### [Directions for this task]
Repeat the records below exactly.

### [Material provided]
>>>>>
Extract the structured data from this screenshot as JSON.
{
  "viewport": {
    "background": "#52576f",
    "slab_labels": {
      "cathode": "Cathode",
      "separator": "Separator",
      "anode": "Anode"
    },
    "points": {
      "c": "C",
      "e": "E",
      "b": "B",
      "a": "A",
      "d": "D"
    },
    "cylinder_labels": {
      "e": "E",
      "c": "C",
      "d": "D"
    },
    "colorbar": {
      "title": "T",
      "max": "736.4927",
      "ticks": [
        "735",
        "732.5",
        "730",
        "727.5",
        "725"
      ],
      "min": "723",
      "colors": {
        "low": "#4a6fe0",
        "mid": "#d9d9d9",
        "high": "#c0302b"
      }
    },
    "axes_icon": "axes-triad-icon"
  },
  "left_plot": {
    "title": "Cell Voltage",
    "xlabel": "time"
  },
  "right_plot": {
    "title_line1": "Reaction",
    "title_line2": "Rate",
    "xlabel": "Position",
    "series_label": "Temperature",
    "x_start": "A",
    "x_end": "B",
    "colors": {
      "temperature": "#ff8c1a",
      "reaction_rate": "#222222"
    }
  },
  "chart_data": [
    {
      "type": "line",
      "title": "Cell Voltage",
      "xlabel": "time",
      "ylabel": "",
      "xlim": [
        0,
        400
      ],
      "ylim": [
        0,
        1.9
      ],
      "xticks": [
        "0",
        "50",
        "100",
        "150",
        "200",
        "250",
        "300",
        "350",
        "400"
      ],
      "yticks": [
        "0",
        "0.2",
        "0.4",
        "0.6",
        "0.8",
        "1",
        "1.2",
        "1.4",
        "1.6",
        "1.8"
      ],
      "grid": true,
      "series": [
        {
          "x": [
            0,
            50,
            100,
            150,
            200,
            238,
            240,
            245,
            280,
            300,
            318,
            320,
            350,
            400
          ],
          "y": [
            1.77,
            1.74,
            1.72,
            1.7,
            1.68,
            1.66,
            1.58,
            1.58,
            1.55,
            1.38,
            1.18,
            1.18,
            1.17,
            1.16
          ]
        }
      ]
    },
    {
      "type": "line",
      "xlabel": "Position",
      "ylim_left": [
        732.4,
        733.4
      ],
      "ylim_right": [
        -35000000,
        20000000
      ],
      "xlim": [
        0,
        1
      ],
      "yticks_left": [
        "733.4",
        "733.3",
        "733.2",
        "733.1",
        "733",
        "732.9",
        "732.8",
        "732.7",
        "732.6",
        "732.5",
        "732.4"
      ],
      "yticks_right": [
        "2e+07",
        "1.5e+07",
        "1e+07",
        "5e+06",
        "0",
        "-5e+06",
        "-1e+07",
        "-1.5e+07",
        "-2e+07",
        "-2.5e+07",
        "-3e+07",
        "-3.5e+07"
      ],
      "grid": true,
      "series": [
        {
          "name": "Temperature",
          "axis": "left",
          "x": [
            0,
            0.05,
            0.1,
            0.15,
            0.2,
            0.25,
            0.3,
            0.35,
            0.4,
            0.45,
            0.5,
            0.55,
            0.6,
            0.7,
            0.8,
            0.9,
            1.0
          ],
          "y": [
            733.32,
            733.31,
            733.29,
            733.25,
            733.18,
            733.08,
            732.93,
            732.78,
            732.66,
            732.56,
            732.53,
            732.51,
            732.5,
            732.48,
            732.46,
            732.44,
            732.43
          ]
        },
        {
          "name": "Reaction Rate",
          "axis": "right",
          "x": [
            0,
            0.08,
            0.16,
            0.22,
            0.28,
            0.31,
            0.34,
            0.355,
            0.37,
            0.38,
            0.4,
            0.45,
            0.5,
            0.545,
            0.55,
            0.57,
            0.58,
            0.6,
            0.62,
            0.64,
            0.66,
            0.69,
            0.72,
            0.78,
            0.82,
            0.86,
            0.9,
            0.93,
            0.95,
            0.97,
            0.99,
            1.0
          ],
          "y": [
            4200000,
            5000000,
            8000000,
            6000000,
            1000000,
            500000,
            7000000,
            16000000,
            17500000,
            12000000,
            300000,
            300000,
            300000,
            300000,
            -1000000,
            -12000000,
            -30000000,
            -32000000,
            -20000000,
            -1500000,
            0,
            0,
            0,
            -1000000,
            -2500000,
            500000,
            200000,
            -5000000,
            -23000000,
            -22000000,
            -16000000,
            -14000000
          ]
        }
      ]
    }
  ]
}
<<<<<
### [Answer below]
Extract the structured data from this screenshot as JSON.
{
  "viewport": {
    "background": "#52576f",
    "slab_labels": {
      "cathode": "Cathode",
      "separator": "Separator",
      "anode": "Anode"
    },
    "points": {
      "c": "C",
      "e": "E",
      "b": "B",
      "a": "A",
      "d": "D"
    },
    "cylinder_labels": {
      "e": "E",
      "c": "C",
      "d": "D"
    },
    "colorbar": {
      "title": "T",
      "max": "736.4927",
      "ticks": [
        "735",
        "732.5",
        "730",
        "727.5",
        "725"
      ],
      "min": "723",
      "colors": {
        "low": "#4a6fe0",
        "mid": "#d9d9d9",
        "high": "#c0302b"
      }
    },
    "axes_icon": "axes-triad-icon"
  },
  "left_plot": {
    "title": "Cell Voltage",
    "xlabel": "time"
  },
  "right_plot": {
    "title_line1": "Reaction",
    "title_line2": "Rate",
    "xlabel": "Position",
    "series_label": "Temperature",
    "x_start": "A",
    "x_end": "B",
    "colors": {
      "temperature": "#ff8c1a",
      "reaction_rate": "#222222"
    }
  },
  "chart_data": [
    {
      "type": "line",
      "title": "Cell Voltage",
      "xlabel": "time",
      "ylabel": "",
      "xlim": [
        0,
        400
      ],
      "ylim": [
        0,
        1.9
      ],
      "xticks": [
        "0",
        "50",
        "100",
        "150",
        "200",
        "250",
        "300",
        "350",
        "400"
      ],
      "yticks": [
        "0",
        "0.2",
        "0.4",
        "0.6",
        "0.8",
        "1",
        "1.2",
        "1.4",
        "1.6",
        "1.8"
      ],
      "grid": true,
      "series": [
        {
          "x": [
            0,
            50,
            100,
            150,
            200,
            238,
            240,
            245,
            280,
            300,
            318,
            320,
            350,
            400
          ],
          "y": [
            1.77,
            1.74,
            1.72,
            1.7,
            1.68,
            1.66,
            1.58,
            1.58,
            1.55,
            1.38,
            1.18,
            1.18,
            1.17,
            1.16
          ]
        }
      ]
    },
    {
      "type": "line",
      "xlabel": "Position",
      "ylim_left": [
        732.4,
        733.4
      ],
      "ylim_right": [
        -35000000,
        20000000
      ],
      "xlim": [
        0,
        1
      ],
      "yticks_left": [
        "733.4",
        "733.3",
        "733.2",
        "733.1",
        "733",
        "732.9",
        "732.8",
        "732.7",
        "732.6",
        "732.5",
        "732.4"
      ],
      "yticks_right": [
        "2e+07",
        "1.5e+07",
        "1e+07",
        "5e+06",
        "0",
        "-5e+06",
        "-1e+07",
        "-1.5e+07",
        "-2e+07",
        "-2.5e+07",
        "-3e+07",
        "-3.5e+07"
      ],
      "grid": true,
      "series": [
        {
          "name": "Temperature",
          "axis": "left",
          "x": [
            0,
            0.05,
            0.1,
            0.15,
            0.2,
            0.25,
            0.3,
            0.35,
            0.4,
            0.45,
            0.5,
            0.55,
            0.6,
            0.7,
            0.8,
            0.9,
            1.0
          ],
          "y": [
            733.32,
            733.31,
            733.29,
            733.25,
            733.18,
            733.08,
            732.93,
            732.78,
            732.66,
            732.56,
            732.53,
            732.51,
            732.5,
            732.48,
            732.46,
            732.44,
            732.43
          ]
        },
        {
          "name": "Reaction Rate",
          "axis": "right",
          "x": [
            0,
            0.08,
            0.16,
            0.22,
            0.28,
            0.31,
            0.34,
            0.355,
            0.37,
            0.38,
            0.4,
            0.45,
            0.5,
            0.545,
            0.55,
            0.57,
            0.58,
            0.6,
            0.62,
            0.64,
            0.66,
            0.69,
            0.72,
            0.78,
            0.82,
            0.86,
            0.9,
            0.93,
            0.95,
            0.97,
            0.99,
            1.0
          ],
          "y": [
            4200000,
            5000000,
            8000000,
            6000000,
            1000000,
            500000,
            7000000,
            16000000,
            17500000,
            12000000,
            300000,
            300000,
            300000,
            300000,
            -1000000,
            -12000000,
            -30000000,
            -32000000,
            -20000000,
            -1500000,
            0,
            0,
            0,
            -1000000,
            -2500000,
            500000,
            200000,
            -5000000,
            -23000000,
            -22000000,
            -16000000,
            -14000000
          ]
        }
      ]
    }
  ]
}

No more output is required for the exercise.